-------- Page

STI falls as traders eye key Fed testimony

Sentiment will be hurt if Jerome Powell signals a more aggressive monetary tightening policy

It was downhill from the second half of the trading session for the Singapore bourse as investors stayed light ahead of a significant risk event - US Fed chairman Jerome Powell's inaugural semi-annual monetary policy testimony to Congress.

After trending upwards for much of the first-half session, the key Straits Times Index (STI) buckled on cautious sentiment and closed lower by 15.46 points or 0.4 per cent to 3,540.39, which nearly pushed the index into negative territory for the month.

Just one day shy of wrapping up February's trading, the STI is up 0.2 per cent for the month.

Elsewhere in the region, bourses put on a mixed showing. China's Shanghai Composite snapped six straight sessions of gains and fell 1.13 per cent, while Hong Kong's Hang Seng slipped 0.7 per cent.

----------------

Exercise requirements
Please copy the STI market report from "Sentiment will be" up to and including "testimony to Congress.", switching "investors" to "traders". The listing after this line isn't needed for anything here.

-------- Data extract

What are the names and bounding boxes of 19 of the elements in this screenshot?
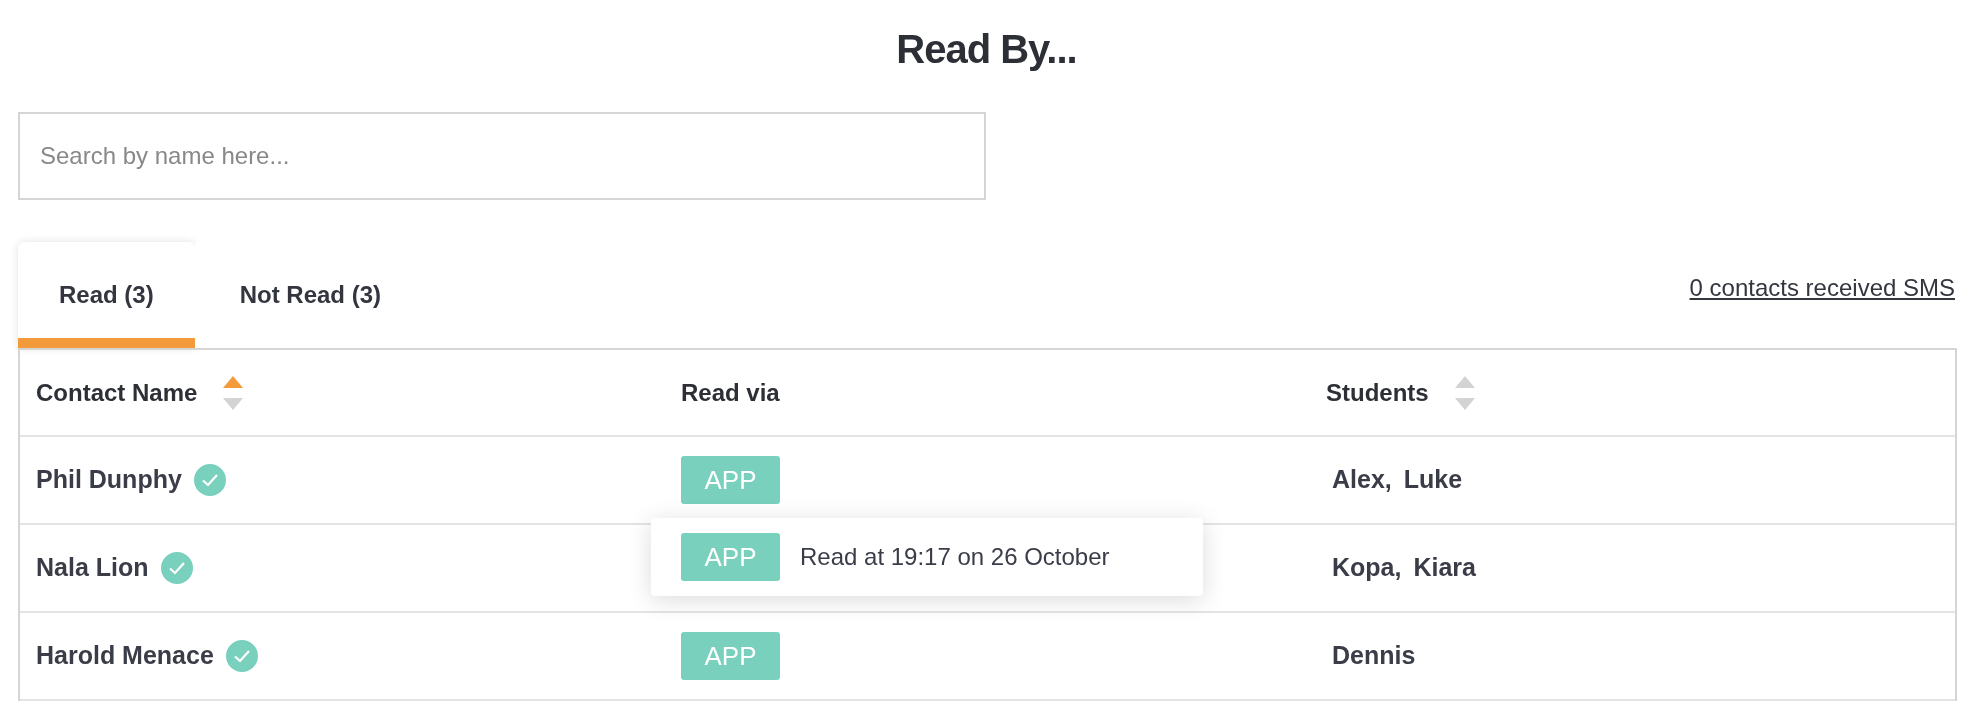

----------------

Answer to this problem
Sentiment will be hurt if Jerome Powell signals a more aggressive monetary tightening policy

It was downhill from the second half of the trading session for the Singapore bourse as traders stayed light ahead of a significant risk event - US Fed chairman Jerome Powell's inaugural semi-annual monetary policy testimony to Congress.